Supplied data:
========================

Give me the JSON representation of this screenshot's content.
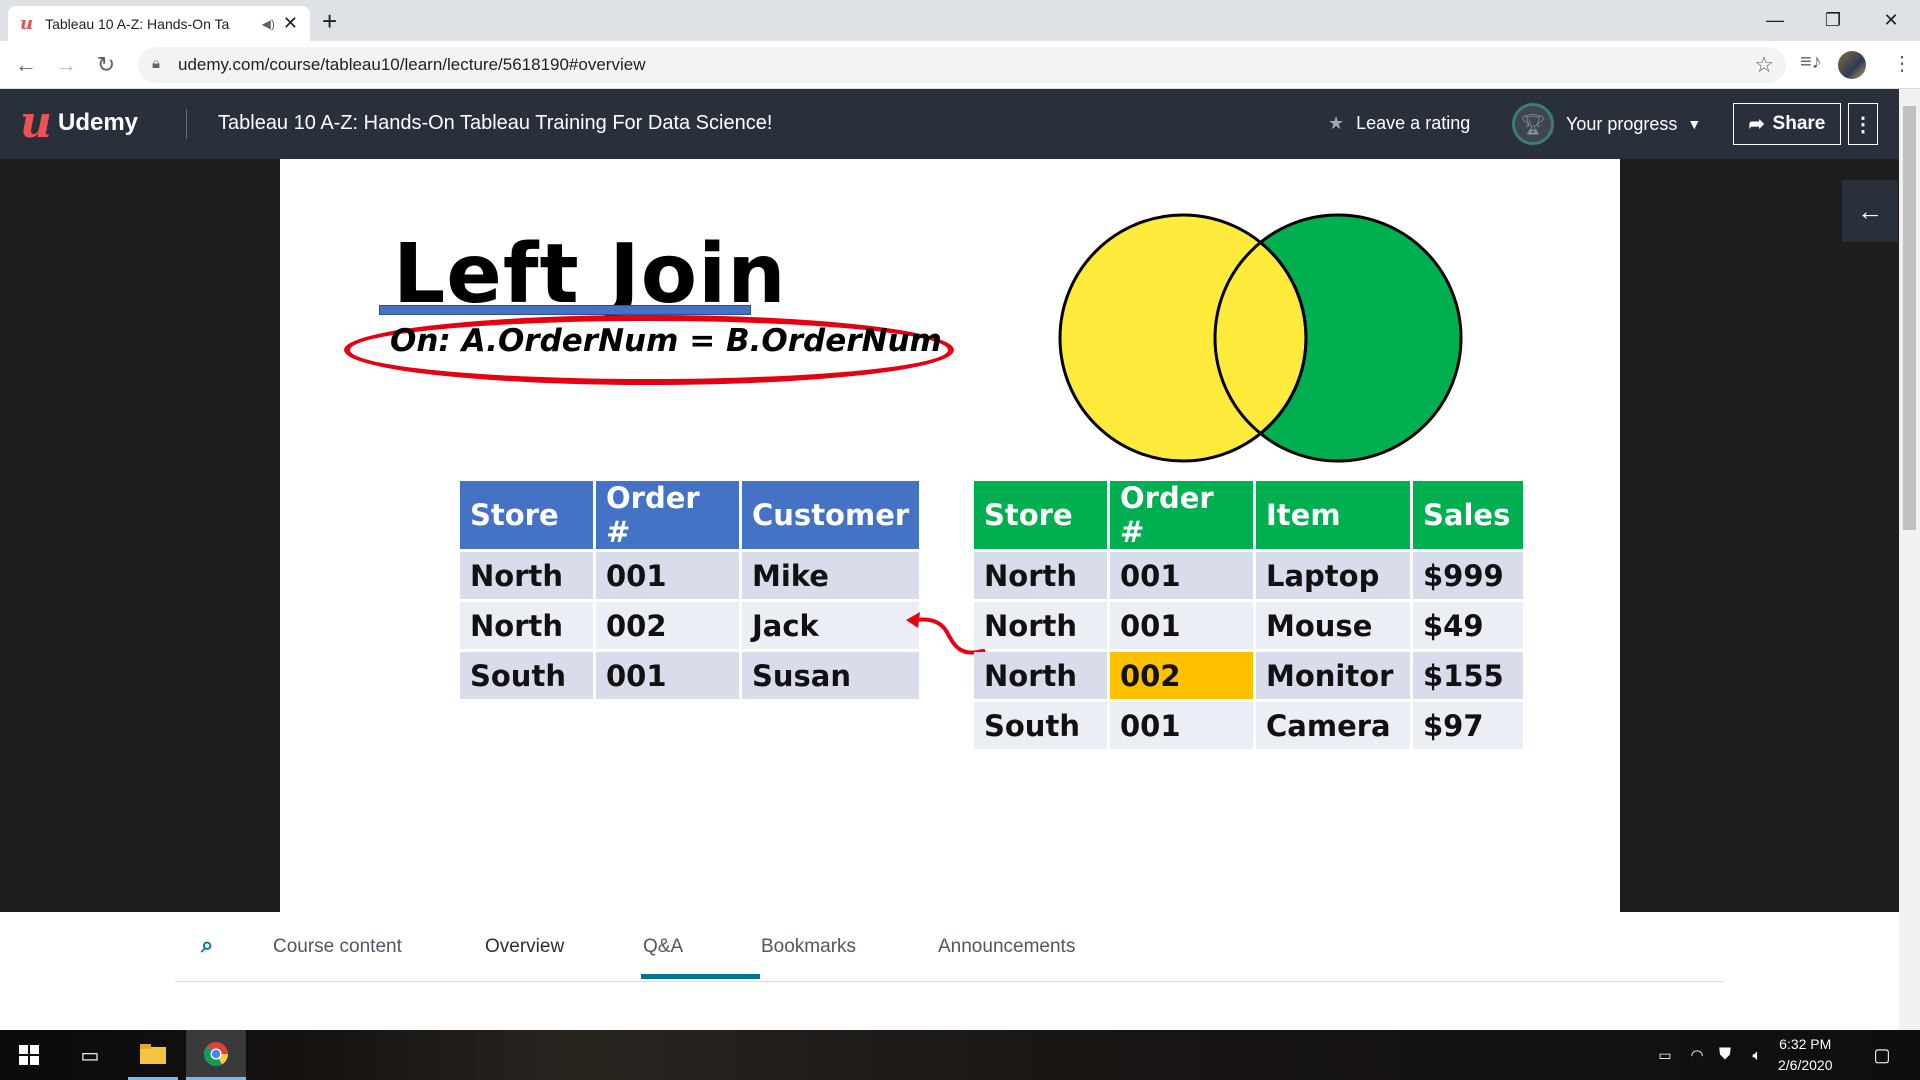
{
  "browser": {
    "tab_title": "Tableau 10 A-Z: Hands-On Ta",
    "tab_favicon": "u",
    "url": "udemy.com/course/tableau10/learn/lecture/5618190#overview"
  },
  "udemy": {
    "brand": "Udemy",
    "course_title": "Tableau 10 A-Z: Hands-On Tableau Training For Data Science!",
    "leave_rating": "Leave a rating",
    "your_progress": "Your progress",
    "share": "Share"
  },
  "slide": {
    "title": "Left Join",
    "condition": "On: A.OrderNum = B.OrderNum",
    "colors": {
      "left_circle": "#ffeb3b",
      "right_circle": "#00b050",
      "highlight": "#ffc000",
      "left_header": "#4472c4",
      "right_header": "#00b050",
      "ellipse": "#e60012"
    },
    "table_a": {
      "headers": [
        "Store",
        "Order #",
        "Customer"
      ],
      "rows": [
        [
          "North",
          "001",
          "Mike"
        ],
        [
          "North",
          "002",
          "Jack"
        ],
        [
          "South",
          "001",
          "Susan"
        ]
      ]
    },
    "table_b": {
      "headers": [
        "Store",
        "Order #",
        "Item",
        "Sales"
      ],
      "rows": [
        [
          "North",
          "001",
          "Laptop",
          "$999"
        ],
        [
          "North",
          "001",
          "Mouse",
          "$49"
        ],
        [
          "North",
          "002",
          "Monitor",
          "$155"
        ],
        [
          "South",
          "001",
          "Camera",
          "$97"
        ]
      ]
    }
  },
  "lecture_tabs": [
    "Course content",
    "Overview",
    "Q&A",
    "Bookmarks",
    "Announcements"
  ],
  "active_tab": "Overview",
  "taskbar": {
    "time": "6:32 PM",
    "date": "2/6/2020"
  }
}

========================

Prompt:
Every entry must be written out exactly, with all pictures left out.

Result for this task:
Give me the JSON representation of this screenshot's content.
{
  "browser": {
    "tab_title": "Tableau 10 A-Z: Hands-On Ta",
    "tab_favicon": "u",
    "url": "udemy.com/course/tableau10/learn/lecture/5618190#overview"
  },
  "udemy": {
    "brand": "Udemy",
    "course_title": "Tableau 10 A-Z: Hands-On Tableau Training For Data Science!",
    "leave_rating": "Leave a rating",
    "your_progress": "Your progress",
    "share": "Share"
  },
  "slide": {
    "title": "Left Join",
    "condition": "On: A.OrderNum = B.OrderNum",
    "colors": {
      "left_circle": "#ffeb3b",
      "right_circle": "#00b050",
      "highlight": "#ffc000",
      "left_header": "#4472c4",
      "right_header": "#00b050",
      "ellipse": "#e60012"
    },
    "table_a": {
      "headers": [
        "Store",
        "Order #",
        "Customer"
      ],
      "rows": [
        [
          "North",
          "001",
          "Mike"
        ],
        [
          "North",
          "002",
          "Jack"
        ],
        [
          "South",
          "001",
          "Susan"
        ]
      ]
    },
    "table_b": {
      "headers": [
        "Store",
        "Order #",
        "Item",
        "Sales"
      ],
      "rows": [
        [
          "North",
          "001",
          "Laptop",
          "$999"
        ],
        [
          "North",
          "001",
          "Mouse",
          "$49"
        ],
        [
          "North",
          "002",
          "Monitor",
          "$155"
        ],
        [
          "South",
          "001",
          "Camera",
          "$97"
        ]
      ]
    }
  },
  "lecture_tabs": [
    "Course content",
    "Overview",
    "Q&A",
    "Bookmarks",
    "Announcements"
  ],
  "active_tab": "Overview",
  "taskbar": {
    "time": "6:32 PM",
    "date": "2/6/2020"
  }
}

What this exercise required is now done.